▶ Instructions to follow: Please give the count of lines holding the string "Andrea" and nothing besides.

▶ Records provided:
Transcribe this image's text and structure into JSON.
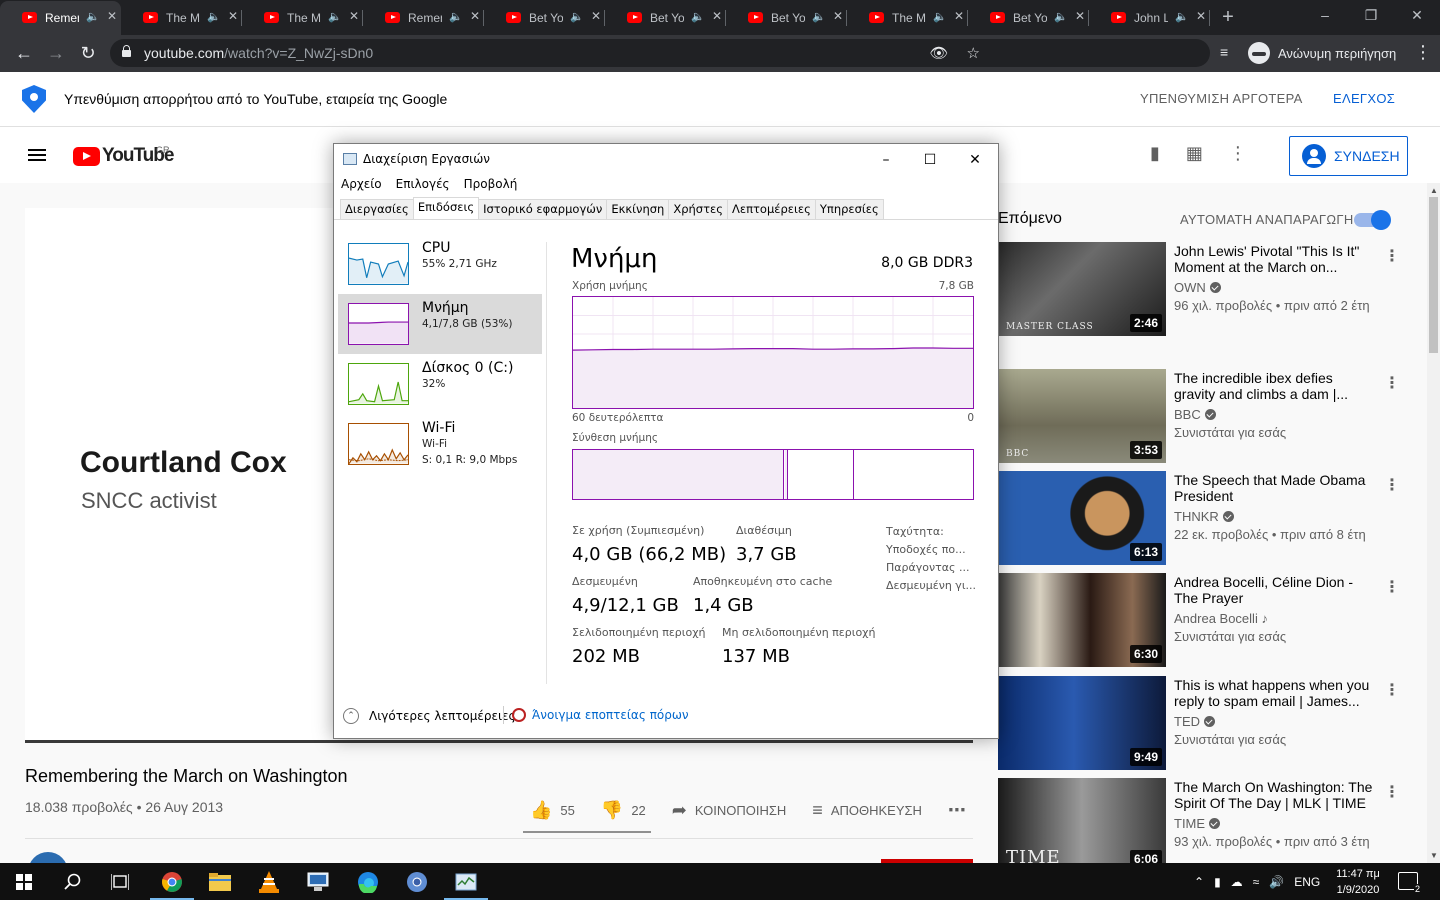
{
  "browser": {
    "tabs": [
      {
        "title": "Remembering the March on Washington"
      },
      {
        "title": "The March on Washington"
      },
      {
        "title": "The March on Washington"
      },
      {
        "title": "Remembering the March"
      },
      {
        "title": "Bet You Didn't Know"
      },
      {
        "title": "Bet You Didn't Know"
      },
      {
        "title": "Bet You Didn't Know"
      },
      {
        "title": "The March on Washington"
      },
      {
        "title": "Bet You Didn't Know"
      },
      {
        "title": "John Lewis"
      }
    ],
    "url_domain": "youtube.com",
    "url_path": "/watch?v=Z_NwZj-sDn0",
    "incognito_label": "Ανώνυμη περιήγηση"
  },
  "privacy_bar": {
    "text": "Υπενθύμιση απορρήτου από το YouTube, εταιρεία της Google",
    "remind_later": "ΥΠΕΝΘΥΜΙΣΗ ΑΡΓΟΤΕΡΑ",
    "check": "ΕΛΕΓΧΟΣ"
  },
  "youtube": {
    "logo_text": "YouTube",
    "region": "GR",
    "signin_label": "ΣΥΝΔΕΣΗ"
  },
  "video": {
    "overlay_name": "Courtland Cox",
    "overlay_role": "SNCC activist",
    "title": "Remembering the March on Washington",
    "meta": "18.038 προβολές • 26 Αυγ 2013",
    "likes": "55",
    "dislikes": "22",
    "share": "ΚΟΙΝΟΠΟΙΗΣΗ",
    "save": "ΑΠΟΘΗΚΕΥΣΗ"
  },
  "sidebar": {
    "up_next": "Επόμενο",
    "autoplay": "ΑΥΤΟΜΑΤΗ ΑΝΑΠΑΡΑΓΩΓΗ",
    "recs": [
      {
        "title": "John Lewis' Pivotal \"This Is It\" Moment at the March on...",
        "channel": "OWN",
        "verified": true,
        "meta": "96 χιλ. προβολές • πριν από 2 έτη",
        "duration": "2:46",
        "thumb_text": "MASTER CLASS"
      },
      {
        "title": "The incredible ibex defies gravity and climbs a dam |...",
        "channel": "BBC",
        "verified": true,
        "meta": "Συνιστάται για εσάς",
        "duration": "3:53",
        "thumb_text": "BBC"
      },
      {
        "title": "The Speech that Made Obama President",
        "channel": "THNKR",
        "verified": true,
        "meta": "22 εκ. προβολές • πριν από 8 έτη",
        "duration": "6:13",
        "thumb_text": ""
      },
      {
        "title": "Andrea Bocelli, Céline Dion - The Prayer",
        "channel": "Andrea Bocelli ♪",
        "verified": false,
        "meta": "Συνιστάται για εσάς",
        "duration": "6:30",
        "thumb_text": ""
      },
      {
        "title": "This is what happens when you reply to spam email | James...",
        "channel": "TED",
        "verified": true,
        "meta": "Συνιστάται για εσάς",
        "duration": "9:49",
        "thumb_text": ""
      },
      {
        "title": "The March On Washington: The Spirit Of The Day | MLK | TIME",
        "channel": "TIME",
        "verified": true,
        "meta": "93 χιλ. προβολές • πριν από 3 έτη",
        "duration": "6:06",
        "thumb_text": "TIME"
      }
    ]
  },
  "taskmgr": {
    "title": "Διαχείριση Εργασιών",
    "menu": [
      "Αρχείο",
      "Επιλογές",
      "Προβολή"
    ],
    "tabs": [
      "Διεργασίες",
      "Επιδόσεις",
      "Ιστορικό εφαρμογών",
      "Εκκίνηση",
      "Χρήστες",
      "Λεπτομέρειες",
      "Υπηρεσίες"
    ],
    "active_tab": 1,
    "side": [
      {
        "name": "CPU",
        "value": "55% 2,71 GHz",
        "value2": ""
      },
      {
        "name": "Μνήμη",
        "value": "4,1/7,8 GB (53%)",
        "value2": ""
      },
      {
        "name": "Δίσκος 0 (C:)",
        "value": "32%",
        "value2": ""
      },
      {
        "name": "Wi-Fi",
        "value": "Wi-Fi",
        "value2": "S: 0,1 R: 9,0 Mbps"
      }
    ],
    "memory": {
      "heading": "Μνήμη",
      "type": "8,0 GB DDR3",
      "usage_label": "Χρήση μνήμης",
      "usage_max": "7,8 GB",
      "time_label": "60 δευτερόλεπτα",
      "time_zero": "0",
      "composition_label": "Σύνθεση μνήμης",
      "usage_fraction": 0.53,
      "stats": [
        {
          "label": "Σε χρήση (Συμπιεσμένη)",
          "value": "4,0 GB (66,2 MB)"
        },
        {
          "label": "Διαθέσιμη",
          "value": "3,7 GB"
        },
        {
          "label": "Δεσμευμένη",
          "value": "4,9/12,1 GB"
        },
        {
          "label": "Αποθηκευμένη στο cache",
          "value": "1,4 GB"
        },
        {
          "label": "Σελιδοποιημένη περιοχή",
          "value": "202 MB"
        },
        {
          "label": "Μη σελιδοποιημένη περιοχή",
          "value": "137 MB"
        }
      ],
      "right_labels": [
        "Ταχύτητα:",
        "Υποδοχές πο...",
        "Παράγοντας ...",
        "Δεσμευμένη γι..."
      ]
    },
    "footer_less": "Λιγότερες λεπτομέρειες",
    "footer_monitor": "Άνοιγμα εποπτείας πόρων"
  },
  "taskbar": {
    "lang": "ENG",
    "time": "11:47 πμ",
    "date": "1/9/2020",
    "notifications": "2"
  },
  "colors": {
    "accent_blue": "#065fd4",
    "yt_red": "#ff0000",
    "memory_purple": "#8b12ae",
    "cpu_blue": "#117dbb",
    "disk_green": "#4da60c",
    "wifi_orange": "#a74f01"
  }
}
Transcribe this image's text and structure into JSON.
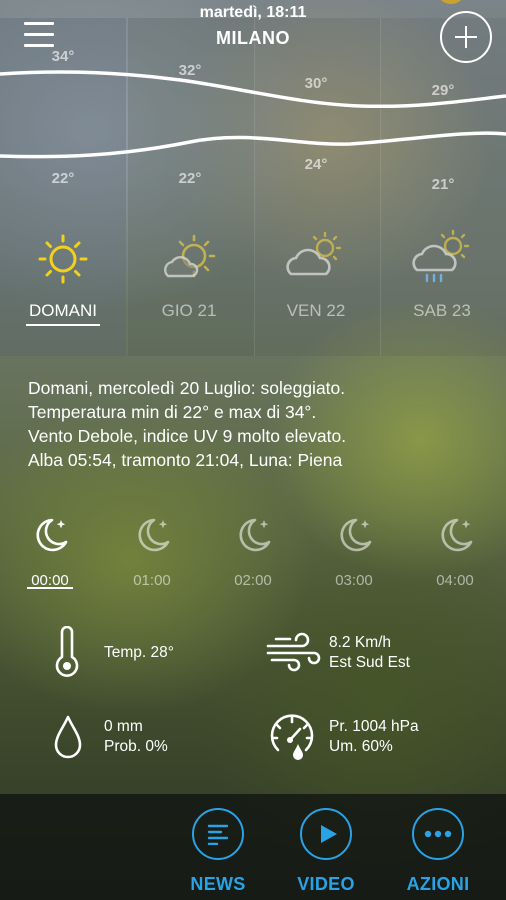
{
  "header": {
    "datetime": "martedì, 18:11",
    "city": "MILANO"
  },
  "days": [
    {
      "label": "DOMANI",
      "max": "34°",
      "min": "22°",
      "icon": "sun-icon",
      "selected": true
    },
    {
      "label": "GIO 21",
      "max": "32°",
      "min": "22°",
      "icon": "sun-cloud-icon",
      "selected": false
    },
    {
      "label": "VEN 22",
      "max": "30°",
      "min": "24°",
      "icon": "cloud-sun-icon",
      "selected": false
    },
    {
      "label": "SAB 23",
      "max": "29°",
      "min": "21°",
      "icon": "cloud-sun-rain-icon",
      "selected": false
    }
  ],
  "description": {
    "line1": "Domani, mercoledì 20 Luglio: soleggiato.",
    "line2": "Temperatura min di 22° e max di 34°.",
    "line3": "Vento Debole, indice UV 9 molto elevato.",
    "line4": "Alba 05:54, tramonto 21:04, Luna: Piena"
  },
  "hours": [
    {
      "time": "00:00",
      "icon": "moon-icon",
      "selected": true
    },
    {
      "time": "01:00",
      "icon": "moon-icon",
      "selected": false
    },
    {
      "time": "02:00",
      "icon": "moon-icon",
      "selected": false
    },
    {
      "time": "03:00",
      "icon": "moon-icon",
      "selected": false
    },
    {
      "time": "04:00",
      "icon": "moon-icon",
      "selected": false
    }
  ],
  "details": {
    "temp": "Temp. 28°",
    "wind_speed": "8.2 Km/h",
    "wind_dir": "Est Sud Est",
    "rain": "0 mm",
    "prob": "Prob. 0%",
    "pressure": "Pr. 1004 hPa",
    "humidity": "Um. 60%"
  },
  "nav": {
    "news": "NEWS",
    "video": "VIDEO",
    "actions": "AZIONI"
  },
  "colors": {
    "accent": "#2aa2e6",
    "sun": "#f2d11a"
  }
}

▶ Written answer: 2